What to work on.
Repeat, exactly and in full, the lines of the listing below, but without any pictures.

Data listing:

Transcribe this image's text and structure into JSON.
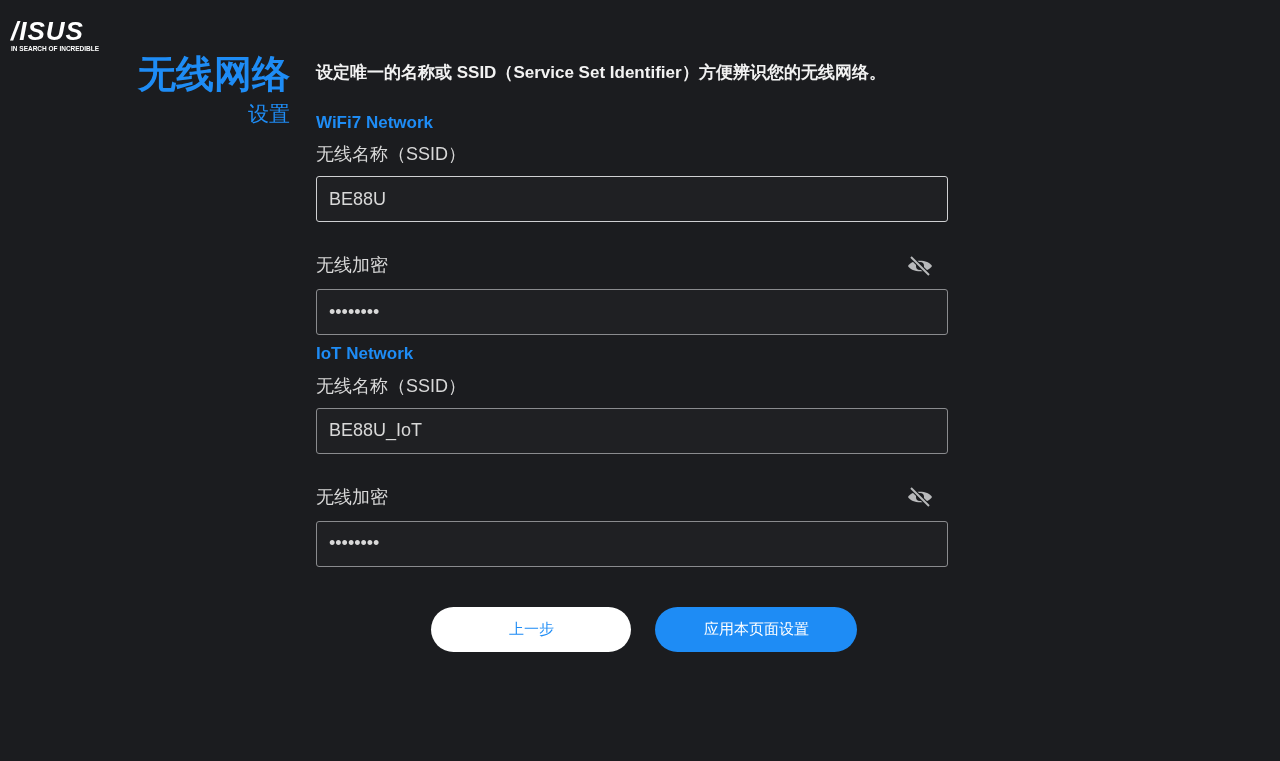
{
  "logo": {
    "brand": "/ISUS",
    "tagline": "IN SEARCH OF INCREDIBLE"
  },
  "title": {
    "main": "无线网络",
    "sub": "设置"
  },
  "description": "设定唯一的名称或 SSID（Service Set Identifier）方便辨识您的无线网络。",
  "sections": [
    {
      "heading": "WiFi7 Network",
      "ssid_label": "无线名称（SSID）",
      "ssid_value": "BE88U",
      "ssid_focused": true,
      "password_label": "无线加密",
      "password_value": "••••••••",
      "password_revealed": false
    },
    {
      "heading": "IoT Network",
      "ssid_label": "无线名称（SSID）",
      "ssid_value": "BE88U_IoT",
      "ssid_focused": false,
      "password_label": "无线加密",
      "password_value": "••••••••",
      "password_revealed": false
    }
  ],
  "buttons": [
    {
      "label": "上一步",
      "kind": "secondary"
    },
    {
      "label": "应用本页面设置",
      "kind": "primary"
    }
  ]
}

Answer to the problem.
Transcribe this image's text and structure into JSON.
{
  "logo": {
    "brand": "/ISUS",
    "tagline": "IN SEARCH OF INCREDIBLE"
  },
  "title": {
    "main": "无线网络",
    "sub": "设置"
  },
  "description": "设定唯一的名称或 SSID（Service Set Identifier）方便辨识您的无线网络。",
  "sections": [
    {
      "heading": "WiFi7 Network",
      "ssid_label": "无线名称（SSID）",
      "ssid_value": "BE88U",
      "ssid_focused": true,
      "password_label": "无线加密",
      "password_value": "••••••••",
      "password_revealed": false
    },
    {
      "heading": "IoT Network",
      "ssid_label": "无线名称（SSID）",
      "ssid_value": "BE88U_IoT",
      "ssid_focused": false,
      "password_label": "无线加密",
      "password_value": "••••••••",
      "password_revealed": false
    }
  ],
  "buttons": [
    {
      "label": "上一步",
      "kind": "secondary"
    },
    {
      "label": "应用本页面设置",
      "kind": "primary"
    }
  ]
}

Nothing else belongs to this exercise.